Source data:
»»
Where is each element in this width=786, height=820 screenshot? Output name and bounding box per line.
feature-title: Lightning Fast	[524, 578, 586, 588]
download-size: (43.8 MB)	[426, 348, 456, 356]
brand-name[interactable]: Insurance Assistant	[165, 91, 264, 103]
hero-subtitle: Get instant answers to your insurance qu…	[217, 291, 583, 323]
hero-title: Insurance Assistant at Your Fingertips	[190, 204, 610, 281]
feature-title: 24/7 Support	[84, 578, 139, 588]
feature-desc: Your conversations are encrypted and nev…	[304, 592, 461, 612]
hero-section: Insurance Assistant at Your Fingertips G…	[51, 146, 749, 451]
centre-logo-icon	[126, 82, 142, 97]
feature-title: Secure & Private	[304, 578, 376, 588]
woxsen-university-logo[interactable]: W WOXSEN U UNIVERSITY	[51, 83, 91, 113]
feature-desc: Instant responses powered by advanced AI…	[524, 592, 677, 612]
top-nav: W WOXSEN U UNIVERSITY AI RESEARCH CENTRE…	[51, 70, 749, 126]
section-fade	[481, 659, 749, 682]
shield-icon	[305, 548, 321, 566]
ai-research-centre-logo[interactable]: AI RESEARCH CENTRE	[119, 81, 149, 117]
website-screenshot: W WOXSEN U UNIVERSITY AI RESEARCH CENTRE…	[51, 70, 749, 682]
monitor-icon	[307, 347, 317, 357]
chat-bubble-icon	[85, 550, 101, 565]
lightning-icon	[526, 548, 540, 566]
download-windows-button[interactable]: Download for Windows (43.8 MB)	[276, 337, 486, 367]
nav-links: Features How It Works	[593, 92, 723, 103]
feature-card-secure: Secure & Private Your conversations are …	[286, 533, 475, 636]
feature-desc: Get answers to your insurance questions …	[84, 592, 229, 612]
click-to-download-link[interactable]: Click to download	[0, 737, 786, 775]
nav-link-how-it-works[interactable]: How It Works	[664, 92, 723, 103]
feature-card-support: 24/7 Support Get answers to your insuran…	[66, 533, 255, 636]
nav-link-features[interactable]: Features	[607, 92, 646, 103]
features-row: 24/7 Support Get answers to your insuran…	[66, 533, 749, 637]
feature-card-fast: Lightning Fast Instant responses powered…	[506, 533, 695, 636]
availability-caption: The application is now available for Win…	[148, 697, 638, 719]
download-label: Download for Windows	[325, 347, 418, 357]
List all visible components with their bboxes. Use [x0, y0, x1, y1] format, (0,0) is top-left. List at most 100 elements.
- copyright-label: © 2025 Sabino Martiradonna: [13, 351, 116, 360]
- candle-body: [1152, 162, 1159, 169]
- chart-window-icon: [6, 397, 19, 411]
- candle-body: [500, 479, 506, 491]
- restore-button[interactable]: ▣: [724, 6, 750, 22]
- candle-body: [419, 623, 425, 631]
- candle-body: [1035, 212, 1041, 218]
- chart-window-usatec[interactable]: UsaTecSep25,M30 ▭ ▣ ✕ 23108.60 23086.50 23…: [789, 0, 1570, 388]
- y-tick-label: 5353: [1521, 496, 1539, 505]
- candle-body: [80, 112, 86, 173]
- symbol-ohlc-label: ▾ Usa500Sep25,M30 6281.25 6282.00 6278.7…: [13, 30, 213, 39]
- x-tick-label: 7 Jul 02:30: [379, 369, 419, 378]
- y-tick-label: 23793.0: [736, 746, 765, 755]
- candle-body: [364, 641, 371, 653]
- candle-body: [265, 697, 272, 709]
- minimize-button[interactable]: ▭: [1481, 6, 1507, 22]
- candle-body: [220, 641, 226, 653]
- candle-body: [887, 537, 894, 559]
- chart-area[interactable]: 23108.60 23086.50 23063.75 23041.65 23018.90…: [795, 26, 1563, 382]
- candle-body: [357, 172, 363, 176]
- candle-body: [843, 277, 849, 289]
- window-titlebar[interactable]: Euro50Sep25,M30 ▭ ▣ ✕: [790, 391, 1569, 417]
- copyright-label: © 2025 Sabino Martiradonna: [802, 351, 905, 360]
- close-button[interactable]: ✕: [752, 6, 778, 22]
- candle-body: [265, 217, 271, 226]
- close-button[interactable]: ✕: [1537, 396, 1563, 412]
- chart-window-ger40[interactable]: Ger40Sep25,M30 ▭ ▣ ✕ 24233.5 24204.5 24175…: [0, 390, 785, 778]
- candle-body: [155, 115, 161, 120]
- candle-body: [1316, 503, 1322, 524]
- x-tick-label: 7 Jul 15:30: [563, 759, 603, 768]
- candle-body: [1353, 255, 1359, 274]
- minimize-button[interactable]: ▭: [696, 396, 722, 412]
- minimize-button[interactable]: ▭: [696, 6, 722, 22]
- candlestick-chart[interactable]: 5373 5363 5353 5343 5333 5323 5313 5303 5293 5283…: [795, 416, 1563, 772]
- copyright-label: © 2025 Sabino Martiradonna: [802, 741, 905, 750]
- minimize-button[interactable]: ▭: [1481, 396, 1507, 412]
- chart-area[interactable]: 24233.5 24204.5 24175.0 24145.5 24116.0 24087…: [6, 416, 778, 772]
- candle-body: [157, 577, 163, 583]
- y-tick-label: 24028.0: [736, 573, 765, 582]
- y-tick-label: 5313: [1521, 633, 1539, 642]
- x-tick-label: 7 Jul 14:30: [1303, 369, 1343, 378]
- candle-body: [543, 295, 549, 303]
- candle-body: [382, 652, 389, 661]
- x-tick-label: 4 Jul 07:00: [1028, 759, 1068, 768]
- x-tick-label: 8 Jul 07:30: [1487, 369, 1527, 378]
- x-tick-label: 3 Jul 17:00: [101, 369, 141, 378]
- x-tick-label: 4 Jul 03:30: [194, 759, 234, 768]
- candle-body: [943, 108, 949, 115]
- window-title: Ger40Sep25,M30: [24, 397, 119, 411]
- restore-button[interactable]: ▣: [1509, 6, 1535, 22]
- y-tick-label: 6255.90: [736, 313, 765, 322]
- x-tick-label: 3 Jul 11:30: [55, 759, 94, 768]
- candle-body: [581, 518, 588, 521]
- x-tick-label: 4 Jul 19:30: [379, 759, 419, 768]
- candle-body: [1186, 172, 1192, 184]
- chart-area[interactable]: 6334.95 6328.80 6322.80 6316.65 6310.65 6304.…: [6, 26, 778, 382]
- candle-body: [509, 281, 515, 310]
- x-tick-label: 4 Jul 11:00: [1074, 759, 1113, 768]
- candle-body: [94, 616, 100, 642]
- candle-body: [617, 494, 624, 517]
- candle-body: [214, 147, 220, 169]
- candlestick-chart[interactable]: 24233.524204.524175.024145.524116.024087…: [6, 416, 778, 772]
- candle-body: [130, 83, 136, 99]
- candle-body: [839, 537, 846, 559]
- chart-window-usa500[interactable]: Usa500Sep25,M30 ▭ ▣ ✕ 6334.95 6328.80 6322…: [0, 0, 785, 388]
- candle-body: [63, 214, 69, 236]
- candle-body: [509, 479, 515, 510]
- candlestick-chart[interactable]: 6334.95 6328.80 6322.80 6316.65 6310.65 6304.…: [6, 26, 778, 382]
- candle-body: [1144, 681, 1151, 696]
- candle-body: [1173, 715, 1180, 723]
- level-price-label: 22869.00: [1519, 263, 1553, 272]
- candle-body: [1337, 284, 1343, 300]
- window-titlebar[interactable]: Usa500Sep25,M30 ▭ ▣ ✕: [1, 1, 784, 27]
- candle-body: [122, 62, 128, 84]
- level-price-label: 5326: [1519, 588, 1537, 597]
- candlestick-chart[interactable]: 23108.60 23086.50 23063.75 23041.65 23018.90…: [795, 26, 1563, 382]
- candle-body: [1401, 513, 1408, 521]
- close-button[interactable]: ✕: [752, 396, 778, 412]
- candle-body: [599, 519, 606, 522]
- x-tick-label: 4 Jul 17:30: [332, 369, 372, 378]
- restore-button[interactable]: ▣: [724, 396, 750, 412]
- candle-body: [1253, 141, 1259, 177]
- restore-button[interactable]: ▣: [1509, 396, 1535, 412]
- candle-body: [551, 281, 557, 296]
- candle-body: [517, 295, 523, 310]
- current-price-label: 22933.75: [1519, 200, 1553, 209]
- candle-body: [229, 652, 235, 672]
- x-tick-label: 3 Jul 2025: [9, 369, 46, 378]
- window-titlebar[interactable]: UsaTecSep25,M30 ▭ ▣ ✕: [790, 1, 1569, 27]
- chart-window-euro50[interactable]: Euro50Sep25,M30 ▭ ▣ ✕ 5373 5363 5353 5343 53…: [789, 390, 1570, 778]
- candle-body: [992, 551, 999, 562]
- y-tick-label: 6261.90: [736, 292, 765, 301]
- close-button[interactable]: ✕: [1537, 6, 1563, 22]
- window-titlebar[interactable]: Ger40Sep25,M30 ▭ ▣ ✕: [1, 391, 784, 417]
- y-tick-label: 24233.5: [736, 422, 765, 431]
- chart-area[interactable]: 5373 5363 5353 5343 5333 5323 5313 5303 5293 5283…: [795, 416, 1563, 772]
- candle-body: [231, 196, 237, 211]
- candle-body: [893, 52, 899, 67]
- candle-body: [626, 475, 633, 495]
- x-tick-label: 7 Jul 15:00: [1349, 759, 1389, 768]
««
[WHAT TO DO]:
Give the lines from the start of the material through the line containing "hero-subtitle: Get instant", inclusive, as a Markdown table with the columns No. and Text, numbering each row and omitting blank lines.

[ANSWER BELOW]:
| No. | Text |
|---|---|
| 1 | Where is each element in this width=786, height=820 screenshot? Output name and bounding box per line. |
| 2 | feature-title: Lightning Fast	[524, 578, 586, 588] |
| 3 | download-size: (43.8 MB)	[426, 348, 456, 356] |
| 4 | brand-name[interactable]: Insurance Assistant	[165, 91, 264, 103] |
| 5 | hero-subtitle: Get instant answers to your insurance qu…	[217, 291, 583, 323] |